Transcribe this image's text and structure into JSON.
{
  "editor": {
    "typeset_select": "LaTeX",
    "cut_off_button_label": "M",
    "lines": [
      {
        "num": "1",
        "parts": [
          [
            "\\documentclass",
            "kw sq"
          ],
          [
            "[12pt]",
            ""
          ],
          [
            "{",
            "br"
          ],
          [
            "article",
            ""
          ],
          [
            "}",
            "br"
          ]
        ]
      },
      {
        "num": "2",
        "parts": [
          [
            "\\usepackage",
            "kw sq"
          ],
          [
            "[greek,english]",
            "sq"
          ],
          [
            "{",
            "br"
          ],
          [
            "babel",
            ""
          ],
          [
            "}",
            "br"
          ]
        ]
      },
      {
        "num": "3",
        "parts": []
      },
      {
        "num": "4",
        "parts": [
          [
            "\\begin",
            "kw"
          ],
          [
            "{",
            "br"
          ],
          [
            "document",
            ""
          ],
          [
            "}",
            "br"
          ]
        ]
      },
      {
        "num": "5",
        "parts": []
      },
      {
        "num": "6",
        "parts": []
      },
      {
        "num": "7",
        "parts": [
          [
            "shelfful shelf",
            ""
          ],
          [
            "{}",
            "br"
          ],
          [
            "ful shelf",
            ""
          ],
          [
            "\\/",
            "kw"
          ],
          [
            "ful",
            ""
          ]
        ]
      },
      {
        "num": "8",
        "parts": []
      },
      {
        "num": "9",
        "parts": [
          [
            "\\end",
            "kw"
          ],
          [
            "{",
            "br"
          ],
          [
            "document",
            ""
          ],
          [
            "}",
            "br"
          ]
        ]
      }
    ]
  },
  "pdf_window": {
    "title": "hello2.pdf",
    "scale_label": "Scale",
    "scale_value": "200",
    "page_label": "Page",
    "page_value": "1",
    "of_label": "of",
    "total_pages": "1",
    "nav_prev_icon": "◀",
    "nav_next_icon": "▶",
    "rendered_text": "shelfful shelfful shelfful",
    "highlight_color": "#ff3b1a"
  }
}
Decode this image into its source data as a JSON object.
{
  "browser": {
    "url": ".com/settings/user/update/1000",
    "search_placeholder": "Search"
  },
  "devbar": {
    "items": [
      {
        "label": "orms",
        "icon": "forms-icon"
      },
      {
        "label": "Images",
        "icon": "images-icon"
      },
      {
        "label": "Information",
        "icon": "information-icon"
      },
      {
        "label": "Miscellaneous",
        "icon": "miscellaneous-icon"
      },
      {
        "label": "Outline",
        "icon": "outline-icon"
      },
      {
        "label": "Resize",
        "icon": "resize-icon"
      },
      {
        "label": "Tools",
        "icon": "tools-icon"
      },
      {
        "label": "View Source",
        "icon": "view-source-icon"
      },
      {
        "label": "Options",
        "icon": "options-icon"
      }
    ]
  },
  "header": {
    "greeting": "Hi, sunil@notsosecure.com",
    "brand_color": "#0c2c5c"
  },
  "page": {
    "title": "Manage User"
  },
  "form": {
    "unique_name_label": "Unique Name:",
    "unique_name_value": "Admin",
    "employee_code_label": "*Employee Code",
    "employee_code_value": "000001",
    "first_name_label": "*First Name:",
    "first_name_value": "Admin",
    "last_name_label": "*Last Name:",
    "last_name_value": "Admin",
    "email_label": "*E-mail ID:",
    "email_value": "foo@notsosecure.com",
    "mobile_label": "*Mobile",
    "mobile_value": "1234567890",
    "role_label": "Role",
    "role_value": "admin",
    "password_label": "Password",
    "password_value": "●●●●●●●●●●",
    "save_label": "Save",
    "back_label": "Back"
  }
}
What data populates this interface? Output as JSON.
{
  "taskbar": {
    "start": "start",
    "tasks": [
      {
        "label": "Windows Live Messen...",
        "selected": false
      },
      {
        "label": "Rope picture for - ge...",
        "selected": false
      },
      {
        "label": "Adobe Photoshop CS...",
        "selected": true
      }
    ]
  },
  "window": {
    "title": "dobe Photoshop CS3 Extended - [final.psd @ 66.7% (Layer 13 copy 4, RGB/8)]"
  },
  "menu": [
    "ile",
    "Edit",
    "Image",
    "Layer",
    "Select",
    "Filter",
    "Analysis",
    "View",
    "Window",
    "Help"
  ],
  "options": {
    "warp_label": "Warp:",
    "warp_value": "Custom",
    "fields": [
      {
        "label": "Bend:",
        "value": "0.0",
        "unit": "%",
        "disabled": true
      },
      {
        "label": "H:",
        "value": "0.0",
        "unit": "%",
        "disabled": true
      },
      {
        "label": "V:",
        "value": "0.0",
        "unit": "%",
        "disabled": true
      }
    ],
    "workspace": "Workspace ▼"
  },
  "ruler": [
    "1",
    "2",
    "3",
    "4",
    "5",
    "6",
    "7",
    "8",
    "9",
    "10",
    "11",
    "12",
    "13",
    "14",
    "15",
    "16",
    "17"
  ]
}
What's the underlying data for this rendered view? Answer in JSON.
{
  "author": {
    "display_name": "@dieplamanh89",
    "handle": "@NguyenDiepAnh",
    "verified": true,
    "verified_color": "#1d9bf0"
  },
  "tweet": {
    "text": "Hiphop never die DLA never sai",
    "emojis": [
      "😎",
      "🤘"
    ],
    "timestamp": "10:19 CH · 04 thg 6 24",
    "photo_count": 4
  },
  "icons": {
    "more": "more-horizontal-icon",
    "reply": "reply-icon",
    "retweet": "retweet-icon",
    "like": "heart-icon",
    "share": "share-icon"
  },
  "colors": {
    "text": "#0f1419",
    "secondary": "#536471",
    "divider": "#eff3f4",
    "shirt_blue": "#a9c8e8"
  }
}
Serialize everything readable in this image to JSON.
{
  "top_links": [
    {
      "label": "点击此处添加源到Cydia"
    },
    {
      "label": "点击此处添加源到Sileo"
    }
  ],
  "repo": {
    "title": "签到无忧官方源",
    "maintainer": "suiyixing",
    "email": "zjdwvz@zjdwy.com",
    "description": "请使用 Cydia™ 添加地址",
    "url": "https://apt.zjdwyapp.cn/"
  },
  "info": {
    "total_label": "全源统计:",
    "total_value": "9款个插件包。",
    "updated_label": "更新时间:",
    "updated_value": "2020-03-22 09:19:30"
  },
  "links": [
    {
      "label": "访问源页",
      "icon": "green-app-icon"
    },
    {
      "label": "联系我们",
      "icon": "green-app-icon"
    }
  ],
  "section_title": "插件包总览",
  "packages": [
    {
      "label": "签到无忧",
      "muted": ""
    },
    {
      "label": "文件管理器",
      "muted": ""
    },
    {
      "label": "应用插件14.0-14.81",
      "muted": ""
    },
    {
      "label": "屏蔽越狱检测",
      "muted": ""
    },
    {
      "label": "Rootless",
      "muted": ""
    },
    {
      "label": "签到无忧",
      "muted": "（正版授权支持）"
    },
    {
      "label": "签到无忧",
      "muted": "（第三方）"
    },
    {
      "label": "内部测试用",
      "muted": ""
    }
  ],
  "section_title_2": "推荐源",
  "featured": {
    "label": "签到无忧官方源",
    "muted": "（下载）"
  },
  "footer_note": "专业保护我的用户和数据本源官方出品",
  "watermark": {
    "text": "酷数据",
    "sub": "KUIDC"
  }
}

Request:
Take the records above and return them exactly as written.

The output:
Transcribe this image's text and structure into JSON.
{
  "editor": {
    "typeset_select": "LaTeX",
    "cut_off_button_label": "M",
    "lines": [
      {
        "num": "1",
        "parts": [
          [
            "\\documentclass",
            "kw sq"
          ],
          [
            "[12pt]",
            ""
          ],
          [
            "{",
            "br"
          ],
          [
            "article",
            ""
          ],
          [
            "}",
            "br"
          ]
        ]
      },
      {
        "num": "2",
        "parts": [
          [
            "\\usepackage",
            "kw sq"
          ],
          [
            "[greek,english]",
            "sq"
          ],
          [
            "{",
            "br"
          ],
          [
            "babel",
            ""
          ],
          [
            "}",
            "br"
          ]
        ]
      },
      {
        "num": "3",
        "parts": []
      },
      {
        "num": "4",
        "parts": [
          [
            "\\begin",
            "kw"
          ],
          [
            "{",
            "br"
          ],
          [
            "document",
            ""
          ],
          [
            "}",
            "br"
          ]
        ]
      },
      {
        "num": "5",
        "parts": []
      },
      {
        "num": "6",
        "parts": []
      },
      {
        "num": "7",
        "parts": [
          [
            "shelfful shelf",
            ""
          ],
          [
            "{}",
            "br"
          ],
          [
            "ful shelf",
            ""
          ],
          [
            "\\/",
            "kw"
          ],
          [
            "ful",
            ""
          ]
        ]
      },
      {
        "num": "8",
        "parts": []
      },
      {
        "num": "9",
        "parts": [
          [
            "\\end",
            "kw"
          ],
          [
            "{",
            "br"
          ],
          [
            "document",
            ""
          ],
          [
            "}",
            "br"
          ]
        ]
      }
    ]
  },
  "pdf_window": {
    "title": "hello2.pdf",
    "scale_label": "Scale",
    "scale_value": "200",
    "page_label": "Page",
    "page_value": "1",
    "of_label": "of",
    "total_pages": "1",
    "nav_prev_icon": "◀",
    "nav_next_icon": "▶",
    "rendered_text": "shelfful shelfful shelfful",
    "highlight_color": "#ff3b1a"
  }
}
Decode this image into its source data as a JSON object.
{
  "browser": {
    "url": ".com/settings/user/update/1000",
    "search_placeholder": "Search"
  },
  "devbar": {
    "items": [
      {
        "label": "orms",
        "icon": "forms-icon"
      },
      {
        "label": "Images",
        "icon": "images-icon"
      },
      {
        "label": "Information",
        "icon": "information-icon"
      },
      {
        "label": "Miscellaneous",
        "icon": "miscellaneous-icon"
      },
      {
        "label": "Outline",
        "icon": "outline-icon"
      },
      {
        "label": "Resize",
        "icon": "resize-icon"
      },
      {
        "label": "Tools",
        "icon": "tools-icon"
      },
      {
        "label": "View Source",
        "icon": "view-source-icon"
      },
      {
        "label": "Options",
        "icon": "options-icon"
      }
    ]
  },
  "header": {
    "greeting": "Hi, sunil@notsosecure.com",
    "brand_color": "#0c2c5c"
  },
  "page": {
    "title": "Manage User"
  },
  "form": {
    "unique_name_label": "Unique Name:",
    "unique_name_value": "Admin",
    "employee_code_label": "*Employee Code",
    "employee_code_value": "000001",
    "first_name_label": "*First Name:",
    "first_name_value": "Admin",
    "last_name_label": "*Last Name:",
    "last_name_value": "Admin",
    "email_label": "*E-mail ID:",
    "email_value": "foo@notsosecure.com",
    "mobile_label": "*Mobile",
    "mobile_value": "1234567890",
    "role_label": "Role",
    "role_value": "admin",
    "password_label": "Password",
    "password_value": "●●●●●●●●●●",
    "save_label": "Save",
    "back_label": "Back"
  }
}
What data populates this interface? Output as JSON.
{
  "taskbar": {
    "start": "start",
    "tasks": [
      {
        "label": "Windows Live Messen...",
        "selected": false
      },
      {
        "label": "Rope picture for - ge...",
        "selected": false
      },
      {
        "label": "Adobe Photoshop CS...",
        "selected": true
      }
    ]
  },
  "window": {
    "title": "dobe Photoshop CS3 Extended - [final.psd @ 66.7% (Layer 13 copy 4, RGB/8)]"
  },
  "menu": [
    "ile",
    "Edit",
    "Image",
    "Layer",
    "Select",
    "Filter",
    "Analysis",
    "View",
    "Window",
    "Help"
  ],
  "options": {
    "warp_label": "Warp:",
    "warp_value": "Custom",
    "fields": [
      {
        "label": "Bend:",
        "value": "0.0",
        "unit": "%",
        "disabled": true
      },
      {
        "label": "H:",
        "value": "0.0",
        "unit": "%",
        "disabled": true
      },
      {
        "label": "V:",
        "value": "0.0",
        "unit": "%",
        "disabled": true
      }
    ],
    "workspace": "Workspace ▼"
  },
  "ruler": [
    "1",
    "2",
    "3",
    "4",
    "5",
    "6",
    "7",
    "8",
    "9",
    "10",
    "11",
    "12",
    "13",
    "14",
    "15",
    "16",
    "17"
  ]
}
What's the underlying data for this rendered view? Answer in JSON.
{
  "author": {
    "display_name": "@dieplamanh89",
    "handle": "@NguyenDiepAnh",
    "verified": true,
    "verified_color": "#1d9bf0"
  },
  "tweet": {
    "text": "Hiphop never die DLA never sai",
    "emojis": [
      "😎",
      "🤘"
    ],
    "timestamp": "10:19 CH · 04 thg 6 24",
    "photo_count": 4
  },
  "icons": {
    "more": "more-horizontal-icon",
    "reply": "reply-icon",
    "retweet": "retweet-icon",
    "like": "heart-icon",
    "share": "share-icon"
  },
  "colors": {
    "text": "#0f1419",
    "secondary": "#536471",
    "divider": "#eff3f4",
    "shirt_blue": "#a9c8e8"
  }
}
Serialize everything readable in this image to JSON.
{
  "top_links": [
    {
      "label": "点击此处添加源到Cydia"
    },
    {
      "label": "点击此处添加源到Sileo"
    }
  ],
  "repo": {
    "title": "签到无忧官方源",
    "maintainer": "suiyixing",
    "email": "zjdwvz@zjdwy.com",
    "description": "请使用 Cydia™ 添加地址",
    "url": "https://apt.zjdwyapp.cn/"
  },
  "info": {
    "total_label": "全源统计:",
    "total_value": "9款个插件包。",
    "updated_label": "更新时间:",
    "updated_value": "2020-03-22 09:19:30"
  },
  "links": [
    {
      "label": "访问源页",
      "icon": "green-app-icon"
    },
    {
      "label": "联系我们",
      "icon": "green-app-icon"
    }
  ],
  "section_title": "插件包总览",
  "packages": [
    {
      "label": "签到无忧",
      "muted": ""
    },
    {
      "label": "文件管理器",
      "muted": ""
    },
    {
      "label": "应用插件14.0-14.81",
      "muted": ""
    },
    {
      "label": "屏蔽越狱检测",
      "muted": ""
    },
    {
      "label": "Rootless",
      "muted": ""
    },
    {
      "label": "签到无忧",
      "muted": "（正版授权支持）"
    },
    {
      "label": "签到无忧",
      "muted": "（第三方）"
    },
    {
      "label": "内部测试用",
      "muted": ""
    }
  ],
  "section_title_2": "推荐源",
  "featured": {
    "label": "签到无忧官方源",
    "muted": "（下载）"
  },
  "footer_note": "专业保护我的用户和数据本源官方出品",
  "watermark": {
    "text": "酷数据",
    "sub": "KUIDC"
  }
}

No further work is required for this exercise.